- TASK DESCRIPTION
List every section number of the Bankruptcy Act 1966 (Cth) cited in the case excerpt that follows.

- SELECTED EXCERPT
-- BEGIN --
Last Updated: 25 May 2011

FEDERAL MAGISTRATES COURT OF AUSTRALIA

OFFICIAL TRUSTEE IN BANKRUPTCY v BROWN & ANOR

BANKRUPTCY – Determination of interests in real estate between the trustee in bankruptcy and the spouse of the former bankrupt – property in the name of the spouse alone – equitable interest of the former bankrupt.

Bankruptcy Act 1966 (Cth), ss.5, 58, 106A, 115, 116, 121, 127, 129AA
Bankruptcy and Family Law Legislation (Amendment) Act 2005 (Cth)
Family Law Act 1975 (Cth), ss.79, 81
Federal Magistrates Court Rules 2001 (Cth)
-- END --
- RECORDED DATA
-- BEGIN --
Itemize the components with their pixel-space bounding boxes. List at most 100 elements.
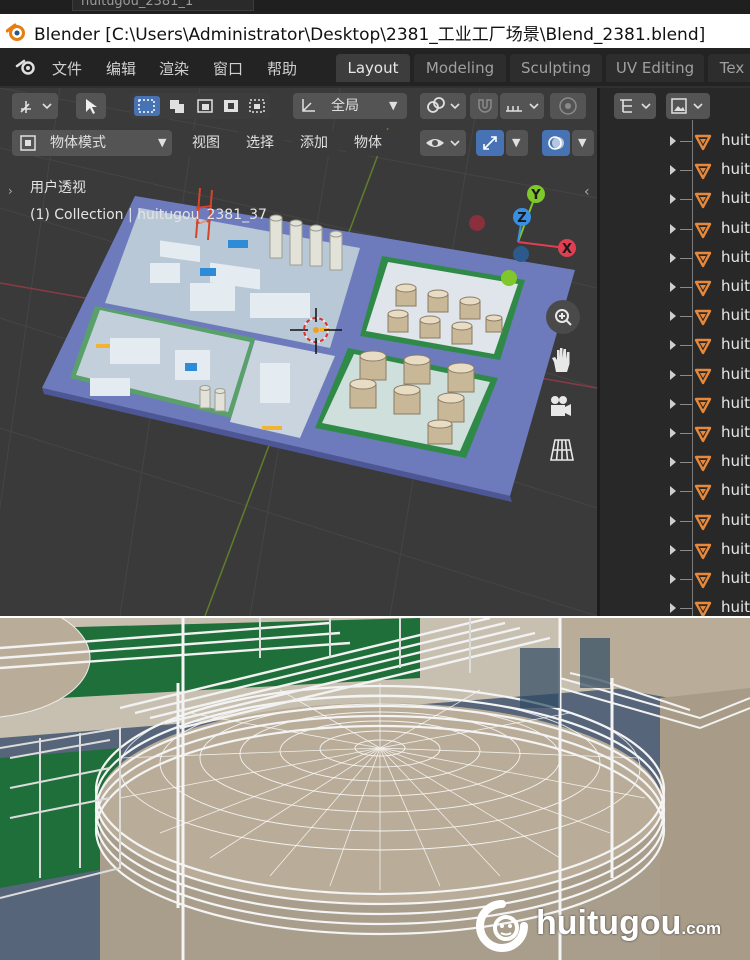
-- END --
- FINAL RESULT
5, 58, 106A, 115, 116, 121, 127, 129AA